◆ **Exercise prompt**
Pictures aside, quote the whole listing exactly.

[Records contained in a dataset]
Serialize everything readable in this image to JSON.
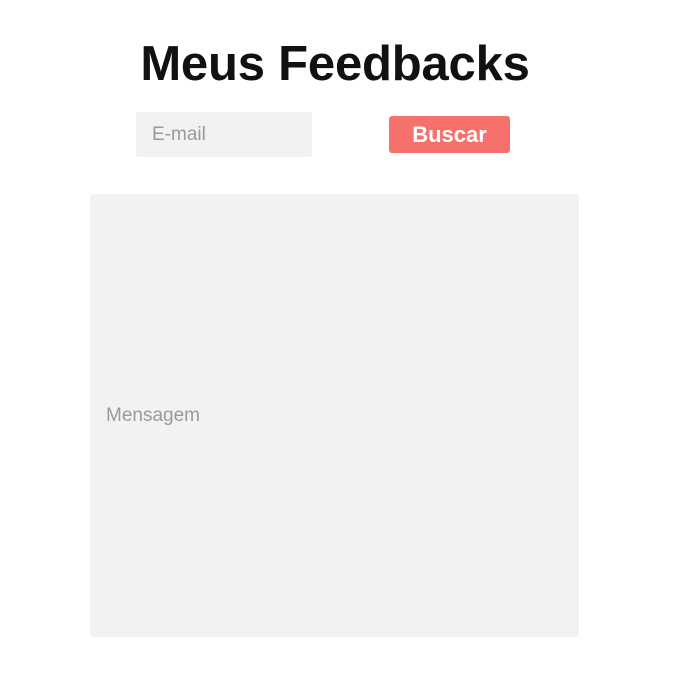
{
  "header": {
    "title": "Meus Feedbacks"
  },
  "search": {
    "email_placeholder": "E-mail",
    "email_value": "",
    "button_label": "Buscar"
  },
  "message": {
    "placeholder": "Mensagem",
    "value": ""
  },
  "colors": {
    "accent": "#f7716c",
    "field_background": "#f2f2f2",
    "title_text": "#111111",
    "placeholder_text": "#9a9a9a"
  }
}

◆ **Response to this task**
Serialize everything readable in this image to JSON.
{
  "header": {
    "title": "Meus Feedbacks"
  },
  "search": {
    "email_placeholder": "E-mail",
    "email_value": "",
    "button_label": "Buscar"
  },
  "message": {
    "placeholder": "Mensagem",
    "value": ""
  },
  "colors": {
    "accent": "#f7716c",
    "field_background": "#f2f2f2",
    "title_text": "#111111",
    "placeholder_text": "#9a9a9a"
  }
}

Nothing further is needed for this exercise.